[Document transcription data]
━━━━━━

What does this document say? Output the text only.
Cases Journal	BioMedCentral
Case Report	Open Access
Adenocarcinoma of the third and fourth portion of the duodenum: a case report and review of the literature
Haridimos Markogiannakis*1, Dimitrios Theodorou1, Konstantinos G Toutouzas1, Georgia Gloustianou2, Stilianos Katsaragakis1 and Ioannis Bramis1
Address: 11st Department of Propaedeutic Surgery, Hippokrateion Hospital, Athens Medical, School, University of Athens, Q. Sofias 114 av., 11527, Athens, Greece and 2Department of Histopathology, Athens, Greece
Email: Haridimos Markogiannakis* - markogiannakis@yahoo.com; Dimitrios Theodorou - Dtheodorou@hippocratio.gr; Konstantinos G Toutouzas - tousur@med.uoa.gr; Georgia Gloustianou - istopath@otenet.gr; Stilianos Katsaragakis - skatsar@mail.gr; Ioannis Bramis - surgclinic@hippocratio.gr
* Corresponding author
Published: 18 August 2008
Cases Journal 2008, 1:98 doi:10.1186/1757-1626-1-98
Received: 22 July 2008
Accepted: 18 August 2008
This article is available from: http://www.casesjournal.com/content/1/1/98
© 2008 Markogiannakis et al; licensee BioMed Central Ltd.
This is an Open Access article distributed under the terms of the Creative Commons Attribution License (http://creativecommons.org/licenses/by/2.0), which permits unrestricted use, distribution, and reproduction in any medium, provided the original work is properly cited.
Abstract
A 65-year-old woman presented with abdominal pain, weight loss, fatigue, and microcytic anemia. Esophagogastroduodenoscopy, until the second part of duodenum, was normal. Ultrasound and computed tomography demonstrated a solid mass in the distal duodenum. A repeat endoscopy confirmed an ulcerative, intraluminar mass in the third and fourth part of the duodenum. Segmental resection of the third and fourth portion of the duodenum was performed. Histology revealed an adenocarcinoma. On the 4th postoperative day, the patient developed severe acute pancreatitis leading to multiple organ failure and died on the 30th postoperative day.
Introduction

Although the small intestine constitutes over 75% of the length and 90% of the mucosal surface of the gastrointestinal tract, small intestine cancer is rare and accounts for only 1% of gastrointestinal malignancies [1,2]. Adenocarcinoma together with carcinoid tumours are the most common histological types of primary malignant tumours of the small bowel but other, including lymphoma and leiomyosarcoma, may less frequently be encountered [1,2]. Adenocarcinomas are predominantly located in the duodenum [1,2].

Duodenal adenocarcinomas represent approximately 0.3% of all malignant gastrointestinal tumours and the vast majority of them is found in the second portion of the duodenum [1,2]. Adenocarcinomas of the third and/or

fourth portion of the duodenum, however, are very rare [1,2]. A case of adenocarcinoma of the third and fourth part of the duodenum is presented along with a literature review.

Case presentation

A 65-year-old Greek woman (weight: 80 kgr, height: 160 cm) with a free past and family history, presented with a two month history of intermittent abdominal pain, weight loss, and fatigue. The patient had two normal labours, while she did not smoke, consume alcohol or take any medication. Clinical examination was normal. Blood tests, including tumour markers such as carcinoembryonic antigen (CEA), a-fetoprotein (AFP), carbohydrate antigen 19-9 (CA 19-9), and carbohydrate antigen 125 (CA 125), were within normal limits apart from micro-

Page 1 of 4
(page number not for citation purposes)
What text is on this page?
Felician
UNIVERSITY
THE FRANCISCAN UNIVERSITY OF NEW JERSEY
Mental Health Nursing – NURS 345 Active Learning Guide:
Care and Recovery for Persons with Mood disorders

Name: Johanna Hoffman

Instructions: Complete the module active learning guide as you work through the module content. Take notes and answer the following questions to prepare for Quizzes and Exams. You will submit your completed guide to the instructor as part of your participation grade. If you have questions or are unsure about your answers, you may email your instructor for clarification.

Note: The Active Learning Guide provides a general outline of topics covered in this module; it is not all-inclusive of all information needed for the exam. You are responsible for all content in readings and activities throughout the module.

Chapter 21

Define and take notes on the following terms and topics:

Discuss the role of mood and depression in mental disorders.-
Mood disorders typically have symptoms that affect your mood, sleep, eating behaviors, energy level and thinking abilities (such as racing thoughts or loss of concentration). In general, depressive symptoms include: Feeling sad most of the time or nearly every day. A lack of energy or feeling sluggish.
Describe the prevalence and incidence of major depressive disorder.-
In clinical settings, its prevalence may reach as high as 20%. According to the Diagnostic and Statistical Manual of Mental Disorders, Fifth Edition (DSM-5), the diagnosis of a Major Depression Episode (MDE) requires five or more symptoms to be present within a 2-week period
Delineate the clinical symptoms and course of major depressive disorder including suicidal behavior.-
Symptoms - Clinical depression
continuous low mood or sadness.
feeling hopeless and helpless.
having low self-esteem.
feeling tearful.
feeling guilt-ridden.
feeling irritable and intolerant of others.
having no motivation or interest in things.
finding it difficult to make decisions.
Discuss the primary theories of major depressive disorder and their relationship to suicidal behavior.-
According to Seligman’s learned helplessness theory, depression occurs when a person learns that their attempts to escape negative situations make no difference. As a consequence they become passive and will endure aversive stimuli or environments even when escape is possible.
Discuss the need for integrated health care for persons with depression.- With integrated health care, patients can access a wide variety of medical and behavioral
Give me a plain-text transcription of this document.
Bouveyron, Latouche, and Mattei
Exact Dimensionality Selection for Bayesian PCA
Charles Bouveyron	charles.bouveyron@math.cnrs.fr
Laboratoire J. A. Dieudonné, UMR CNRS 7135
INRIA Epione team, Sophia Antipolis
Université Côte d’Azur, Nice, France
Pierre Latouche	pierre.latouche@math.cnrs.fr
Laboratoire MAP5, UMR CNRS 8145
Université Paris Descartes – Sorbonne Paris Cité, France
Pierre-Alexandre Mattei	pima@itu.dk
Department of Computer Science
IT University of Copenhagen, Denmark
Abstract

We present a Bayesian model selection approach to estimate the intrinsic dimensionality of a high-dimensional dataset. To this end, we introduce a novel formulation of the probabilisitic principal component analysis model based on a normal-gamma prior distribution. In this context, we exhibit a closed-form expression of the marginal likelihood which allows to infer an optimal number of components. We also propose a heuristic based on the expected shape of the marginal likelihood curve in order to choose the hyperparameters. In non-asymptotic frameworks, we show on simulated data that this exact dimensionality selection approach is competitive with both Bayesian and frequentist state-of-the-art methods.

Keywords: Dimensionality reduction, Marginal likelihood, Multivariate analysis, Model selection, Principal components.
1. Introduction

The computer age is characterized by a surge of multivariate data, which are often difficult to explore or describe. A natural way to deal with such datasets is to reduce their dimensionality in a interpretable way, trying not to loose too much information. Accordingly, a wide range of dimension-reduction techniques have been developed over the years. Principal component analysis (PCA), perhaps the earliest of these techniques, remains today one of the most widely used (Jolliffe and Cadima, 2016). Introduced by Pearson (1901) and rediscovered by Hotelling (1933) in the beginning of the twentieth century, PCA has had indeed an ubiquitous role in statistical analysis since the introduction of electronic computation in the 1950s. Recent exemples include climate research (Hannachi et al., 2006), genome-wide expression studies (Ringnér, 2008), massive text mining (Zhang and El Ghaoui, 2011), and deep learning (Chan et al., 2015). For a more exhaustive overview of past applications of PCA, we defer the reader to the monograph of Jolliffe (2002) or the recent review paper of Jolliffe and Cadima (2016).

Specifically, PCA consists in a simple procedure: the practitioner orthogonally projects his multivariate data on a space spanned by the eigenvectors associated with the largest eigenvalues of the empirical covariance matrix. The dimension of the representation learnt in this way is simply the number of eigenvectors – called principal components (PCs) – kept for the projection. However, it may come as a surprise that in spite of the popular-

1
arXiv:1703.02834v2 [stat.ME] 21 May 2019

━━━━━━

*Task instructions:* A verbatim copy of all the records is required. Write it out in full.

*Task answer:*
What does this document say? Output the text only.
Cases Journal	BioMedCentral
Case Report	Open Access
Adenocarcinoma of the third and fourth portion of the duodenum: a case report and review of the literature
Haridimos Markogiannakis*1, Dimitrios Theodorou1, Konstantinos G Toutouzas1, Georgia Gloustianou2, Stilianos Katsaragakis1 and Ioannis Bramis1
Address: 11st Department of Propaedeutic Surgery, Hippokrateion Hospital, Athens Medical, School, University of Athens, Q. Sofias 114 av., 11527, Athens, Greece and 2Department of Histopathology, Athens, Greece
Email: Haridimos Markogiannakis* - markogiannakis@yahoo.com; Dimitrios Theodorou - Dtheodorou@hippocratio.gr; Konstantinos G Toutouzas - tousur@med.uoa.gr; Georgia Gloustianou - istopath@otenet.gr; Stilianos Katsaragakis - skatsar@mail.gr; Ioannis Bramis - surgclinic@hippocratio.gr
* Corresponding author
Published: 18 August 2008
Cases Journal 2008, 1:98 doi:10.1186/1757-1626-1-98
Received: 22 July 2008
Accepted: 18 August 2008
This article is available from: http://www.casesjournal.com/content/1/1/98
© 2008 Markogiannakis et al; licensee BioMed Central Ltd.
This is an Open Access article distributed under the terms of the Creative Commons Attribution License (http://creativecommons.org/licenses/by/2.0), which permits unrestricted use, distribution, and reproduction in any medium, provided the original work is properly cited.
Abstract
A 65-year-old woman presented with abdominal pain, weight loss, fatigue, and microcytic anemia. Esophagogastroduodenoscopy, until the second part of duodenum, was normal. Ultrasound and computed tomography demonstrated a solid mass in the distal duodenum. A repeat endoscopy confirmed an ulcerative, intraluminar mass in the third and fourth part of the duodenum. Segmental resection of the third and fourth portion of the duodenum was performed. Histology revealed an adenocarcinoma. On the 4th postoperative day, the patient developed severe acute pancreatitis leading to multiple organ failure and died on the 30th postoperative day.
Introduction

Although the small intestine constitutes over 75% of the length and 90% of the mucosal surface of the gastrointestinal tract, small intestine cancer is rare and accounts for only 1% of gastrointestinal malignancies [1,2]. Adenocarcinoma together with carcinoid tumours are the most common histological types of primary malignant tumours of the small bowel but other, including lymphoma and leiomyosarcoma, may less frequently be encountered [1,2]. Adenocarcinomas are predominantly located in the duodenum [1,2].

Duodenal adenocarcinomas represent approximately 0.3% of all malignant gastrointestinal tumours and the vast majority of them is found in the second portion of the duodenum [1,2]. Adenocarcinomas of the third and/or

fourth portion of the duodenum, however, are very rare [1,2]. A case of adenocarcinoma of the third and fourth part of the duodenum is presented along with a literature review.

Case presentation

A 65-year-old Greek woman (weight: 80 kgr, height: 160 cm) with a free past and family history, presented with a two month history of intermittent abdominal pain, weight loss, and fatigue. The patient had two normal labours, while she did not smoke, consume alcohol or take any medication. Clinical examination was normal. Blood tests, including tumour markers such as carcinoembryonic antigen (CEA), a-fetoprotein (AFP), carbohydrate antigen 19-9 (CA 19-9), and carbohydrate antigen 125 (CA 125), were within normal limits apart from micro-

Page 1 of 4
(page number not for citation purposes)
What text is on this page?
Felician
UNIVERSITY
THE FRANCISCAN UNIVERSITY OF NEW JERSEY
Mental Health Nursing – NURS 345 Active Learning Guide:
Care and Recovery for Persons with Mood disorders

Name: Johanna Hoffman

Instructions: Complete the module active learning guide as you work through the module content. Take notes and answer the following questions to prepare for Quizzes and Exams. You will submit your completed guide to the instructor as part of your participation grade. If you have questions or are unsure about your answers, you may email your instructor for clarification.

Note: The Active Learning Guide provides a general outline of topics covered in this module; it is not all-inclusive of all information needed for the exam. You are responsible for all content in readings and activities throughout the module.

Chapter 21

Define and take notes on the following terms and topics:

Discuss the role of mood and depression in mental disorders.-
Mood disorders typically have symptoms that affect your mood, sleep, eating behaviors, energy level and thinking abilities (such as racing thoughts or loss of concentration). In general, depressive symptoms include: Feeling sad most of the time or nearly every day. A lack of energy or feeling sluggish.
Describe the prevalence and incidence of major depressive disorder.-
In clinical settings, its prevalence may reach as high as 20%. According to the Diagnostic and Statistical Manual of Mental Disorders, Fifth Edition (DSM-5), the diagnosis of a Major Depression Episode (MDE) requires five or more symptoms to be present within a 2-week period
Delineate the clinical symptoms and course of major depressive disorder including suicidal behavior.-
Symptoms - Clinical depression
continuous low mood or sadness.
feeling hopeless and helpless.
having low self-esteem.
feeling tearful.
feeling guilt-ridden.
feeling irritable and intolerant of others.
having no motivation or interest in things.
finding it difficult to make decisions.
Discuss the primary theories of major depressive disorder and their relationship to suicidal behavior.-
According to Seligman’s learned helplessness theory, depression occurs when a person learns that their attempts to escape negative situations make no difference. As a consequence they become passive and will endure aversive stimuli or environments even when escape is possible.
Discuss the need for integrated health care for persons with depression.- With integrated health care, patients can access a wide variety of medical and behavioral
Give me a plain-text transcription of this document.
Bouveyron, Latouche, and Mattei
Exact Dimensionality Selection for Bayesian PCA
Charles Bouveyron	charles.bouveyron@math.cnrs.fr
Laboratoire J. A. Dieudonné, UMR CNRS 7135
INRIA Epione team, Sophia Antipolis
Université Côte d’Azur, Nice, France
Pierre Latouche	pierre.latouche@math.cnrs.fr
Laboratoire MAP5, UMR CNRS 8145
Université Paris Descartes – Sorbonne Paris Cité, France
Pierre-Alexandre Mattei	pima@itu.dk
Department of Computer Science
IT University of Copenhagen, Denmark
Abstract

We present a Bayesian model selection approach to estimate the intrinsic dimensionality of a high-dimensional dataset. To this end, we introduce a novel formulation of the probabilisitic principal component analysis model based on a normal-gamma prior distribution. In this context, we exhibit a closed-form expression of the marginal likelihood which allows to infer an optimal number of components. We also propose a heuristic based on the expected shape of the marginal likelihood curve in order to choose the hyperparameters. In non-asymptotic frameworks, we show on simulated data that this exact dimensionality selection approach is competitive with both Bayesian and frequentist state-of-the-art methods.

Keywords: Dimensionality reduction, Marginal likelihood, Multivariate analysis, Model selection, Principal components.
1. Introduction

The computer age is characterized by a surge of multivariate data, which are often difficult to explore or describe. A natural way to deal with such datasets is to reduce their dimensionality in a interpretable way, trying not to loose too much information. Accordingly, a wide range of dimension-reduction techniques have been developed over the years. Principal component analysis (PCA), perhaps the earliest of these techniques, remains today one of the most widely used (Jolliffe and Cadima, 2016). Introduced by Pearson (1901) and rediscovered by Hotelling (1933) in the beginning of the twentieth century, PCA has had indeed an ubiquitous role in statistical analysis since the introduction of electronic computation in the 1950s. Recent exemples include climate research (Hannachi et al., 2006), genome-wide expression studies (Ringnér, 2008), massive text mining (Zhang and El Ghaoui, 2011), and deep learning (Chan et al., 2015). For a more exhaustive overview of past applications of PCA, we defer the reader to the monograph of Jolliffe (2002) or the recent review paper of Jolliffe and Cadima (2016).

Specifically, PCA consists in a simple procedure: the practitioner orthogonally projects his multivariate data on a space spanned by the eigenvectors associated with the largest eigenvalues of the empirical covariance matrix. The dimension of the representation learnt in this way is simply the number of eigenvectors – called principal components (PCs) – kept for the projection. However, it may come as a surprise that in spite of the popular-

1
arXiv:1703.02834v2 [stat.ME] 21 May 2019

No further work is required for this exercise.